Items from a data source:
┌──

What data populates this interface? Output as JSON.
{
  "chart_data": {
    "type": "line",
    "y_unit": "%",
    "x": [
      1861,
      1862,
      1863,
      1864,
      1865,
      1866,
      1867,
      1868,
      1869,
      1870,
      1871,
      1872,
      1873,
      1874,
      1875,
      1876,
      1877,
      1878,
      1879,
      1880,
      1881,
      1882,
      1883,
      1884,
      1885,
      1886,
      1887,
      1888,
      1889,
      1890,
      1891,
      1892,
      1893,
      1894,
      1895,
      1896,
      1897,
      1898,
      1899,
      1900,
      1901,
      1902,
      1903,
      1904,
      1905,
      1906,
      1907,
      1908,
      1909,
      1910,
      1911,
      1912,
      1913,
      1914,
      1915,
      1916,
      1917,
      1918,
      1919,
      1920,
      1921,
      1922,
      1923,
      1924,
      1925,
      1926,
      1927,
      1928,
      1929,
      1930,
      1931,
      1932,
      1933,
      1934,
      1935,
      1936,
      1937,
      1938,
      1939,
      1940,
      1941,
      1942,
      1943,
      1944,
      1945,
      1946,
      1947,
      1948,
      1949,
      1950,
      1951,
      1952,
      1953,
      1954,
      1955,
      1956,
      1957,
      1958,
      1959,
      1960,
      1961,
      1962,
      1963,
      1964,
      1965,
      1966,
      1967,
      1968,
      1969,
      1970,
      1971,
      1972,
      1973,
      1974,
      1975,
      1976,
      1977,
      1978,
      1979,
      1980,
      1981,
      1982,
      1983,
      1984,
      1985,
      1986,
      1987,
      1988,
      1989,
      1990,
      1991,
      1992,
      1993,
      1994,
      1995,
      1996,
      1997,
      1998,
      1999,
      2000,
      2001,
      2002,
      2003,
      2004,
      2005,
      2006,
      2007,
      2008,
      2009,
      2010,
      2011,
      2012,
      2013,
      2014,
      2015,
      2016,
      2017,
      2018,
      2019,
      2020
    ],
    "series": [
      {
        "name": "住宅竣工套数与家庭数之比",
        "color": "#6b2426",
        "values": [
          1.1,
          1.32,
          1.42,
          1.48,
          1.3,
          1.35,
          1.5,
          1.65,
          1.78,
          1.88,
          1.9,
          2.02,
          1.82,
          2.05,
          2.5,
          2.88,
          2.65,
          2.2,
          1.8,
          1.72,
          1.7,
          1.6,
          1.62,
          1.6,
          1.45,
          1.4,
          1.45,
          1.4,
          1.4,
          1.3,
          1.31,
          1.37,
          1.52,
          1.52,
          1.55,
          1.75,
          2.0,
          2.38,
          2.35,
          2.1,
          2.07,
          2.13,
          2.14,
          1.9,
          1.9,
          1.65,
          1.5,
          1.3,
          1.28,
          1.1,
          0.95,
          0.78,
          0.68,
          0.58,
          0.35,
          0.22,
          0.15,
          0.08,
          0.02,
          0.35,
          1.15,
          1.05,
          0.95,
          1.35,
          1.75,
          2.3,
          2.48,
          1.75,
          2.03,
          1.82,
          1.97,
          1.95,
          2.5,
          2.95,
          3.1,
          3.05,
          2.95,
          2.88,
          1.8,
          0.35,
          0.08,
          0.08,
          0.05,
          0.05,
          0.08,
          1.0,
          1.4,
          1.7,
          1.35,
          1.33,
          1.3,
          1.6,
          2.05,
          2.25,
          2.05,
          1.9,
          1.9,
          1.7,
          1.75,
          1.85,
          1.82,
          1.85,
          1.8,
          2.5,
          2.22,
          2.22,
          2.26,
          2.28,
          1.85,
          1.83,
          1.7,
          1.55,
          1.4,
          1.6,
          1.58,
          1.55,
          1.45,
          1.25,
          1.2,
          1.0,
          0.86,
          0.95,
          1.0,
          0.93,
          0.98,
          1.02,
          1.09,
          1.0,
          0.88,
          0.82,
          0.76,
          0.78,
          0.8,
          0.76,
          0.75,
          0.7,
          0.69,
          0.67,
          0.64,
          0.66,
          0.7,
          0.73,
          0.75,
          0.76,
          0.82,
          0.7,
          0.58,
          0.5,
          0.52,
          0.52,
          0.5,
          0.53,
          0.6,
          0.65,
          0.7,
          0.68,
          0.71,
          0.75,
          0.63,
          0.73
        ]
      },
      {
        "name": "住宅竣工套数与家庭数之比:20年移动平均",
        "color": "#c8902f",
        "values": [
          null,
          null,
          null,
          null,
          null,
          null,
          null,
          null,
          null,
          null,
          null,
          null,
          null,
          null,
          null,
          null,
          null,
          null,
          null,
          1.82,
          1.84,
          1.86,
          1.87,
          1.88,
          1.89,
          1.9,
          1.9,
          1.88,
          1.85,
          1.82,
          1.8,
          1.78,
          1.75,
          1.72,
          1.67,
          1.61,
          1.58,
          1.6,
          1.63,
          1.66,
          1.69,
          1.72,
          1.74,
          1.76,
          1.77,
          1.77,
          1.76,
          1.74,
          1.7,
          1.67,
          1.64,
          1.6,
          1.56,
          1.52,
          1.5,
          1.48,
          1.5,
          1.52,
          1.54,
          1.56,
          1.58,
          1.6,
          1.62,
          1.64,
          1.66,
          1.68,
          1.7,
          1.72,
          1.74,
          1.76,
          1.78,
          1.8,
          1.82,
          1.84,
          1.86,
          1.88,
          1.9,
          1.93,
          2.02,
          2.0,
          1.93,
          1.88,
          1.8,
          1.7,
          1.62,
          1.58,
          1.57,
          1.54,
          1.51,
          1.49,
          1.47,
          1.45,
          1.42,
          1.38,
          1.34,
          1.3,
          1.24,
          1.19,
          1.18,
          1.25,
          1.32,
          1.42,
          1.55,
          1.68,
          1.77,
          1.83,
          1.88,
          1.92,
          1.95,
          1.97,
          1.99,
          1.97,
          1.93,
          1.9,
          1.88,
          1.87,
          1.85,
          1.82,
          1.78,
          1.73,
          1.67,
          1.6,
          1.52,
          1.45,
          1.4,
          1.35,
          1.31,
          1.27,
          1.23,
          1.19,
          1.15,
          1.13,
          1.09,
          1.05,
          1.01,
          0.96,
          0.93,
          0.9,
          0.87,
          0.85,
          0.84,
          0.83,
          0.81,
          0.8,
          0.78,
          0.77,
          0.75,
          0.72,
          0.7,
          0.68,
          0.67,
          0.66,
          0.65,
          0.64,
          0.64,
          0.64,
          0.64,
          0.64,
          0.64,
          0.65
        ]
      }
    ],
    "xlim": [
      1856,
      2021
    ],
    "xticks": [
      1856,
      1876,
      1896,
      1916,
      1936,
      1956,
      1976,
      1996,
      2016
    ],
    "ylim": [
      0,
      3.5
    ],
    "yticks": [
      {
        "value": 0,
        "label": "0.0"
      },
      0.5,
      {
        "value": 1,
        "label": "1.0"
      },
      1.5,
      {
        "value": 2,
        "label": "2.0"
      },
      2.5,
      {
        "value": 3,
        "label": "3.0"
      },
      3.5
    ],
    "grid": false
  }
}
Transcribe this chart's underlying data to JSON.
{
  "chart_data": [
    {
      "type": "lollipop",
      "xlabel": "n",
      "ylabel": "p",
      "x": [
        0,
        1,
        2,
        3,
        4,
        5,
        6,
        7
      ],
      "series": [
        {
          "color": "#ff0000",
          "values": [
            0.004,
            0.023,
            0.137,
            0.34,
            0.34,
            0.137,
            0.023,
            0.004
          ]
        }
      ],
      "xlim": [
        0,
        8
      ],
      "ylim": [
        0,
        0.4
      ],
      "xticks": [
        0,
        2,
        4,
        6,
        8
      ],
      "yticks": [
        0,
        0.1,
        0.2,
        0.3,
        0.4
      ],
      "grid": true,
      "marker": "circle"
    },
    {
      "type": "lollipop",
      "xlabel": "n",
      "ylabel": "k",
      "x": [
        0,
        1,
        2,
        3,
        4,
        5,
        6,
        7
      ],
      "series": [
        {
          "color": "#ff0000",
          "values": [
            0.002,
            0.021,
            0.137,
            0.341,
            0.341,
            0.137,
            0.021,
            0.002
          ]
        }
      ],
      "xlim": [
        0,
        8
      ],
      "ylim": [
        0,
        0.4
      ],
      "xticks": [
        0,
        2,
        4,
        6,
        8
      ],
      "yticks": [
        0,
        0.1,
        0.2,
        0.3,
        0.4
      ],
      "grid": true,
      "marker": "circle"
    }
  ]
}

└──

* [Exercise objective]:
Every line containing the string "name" must be listed.

* [Correct answer]:
        "name": "住宅竣工套数与家庭数之比",
        "name": "住宅竣工套数与家庭数之比:20年移动平均",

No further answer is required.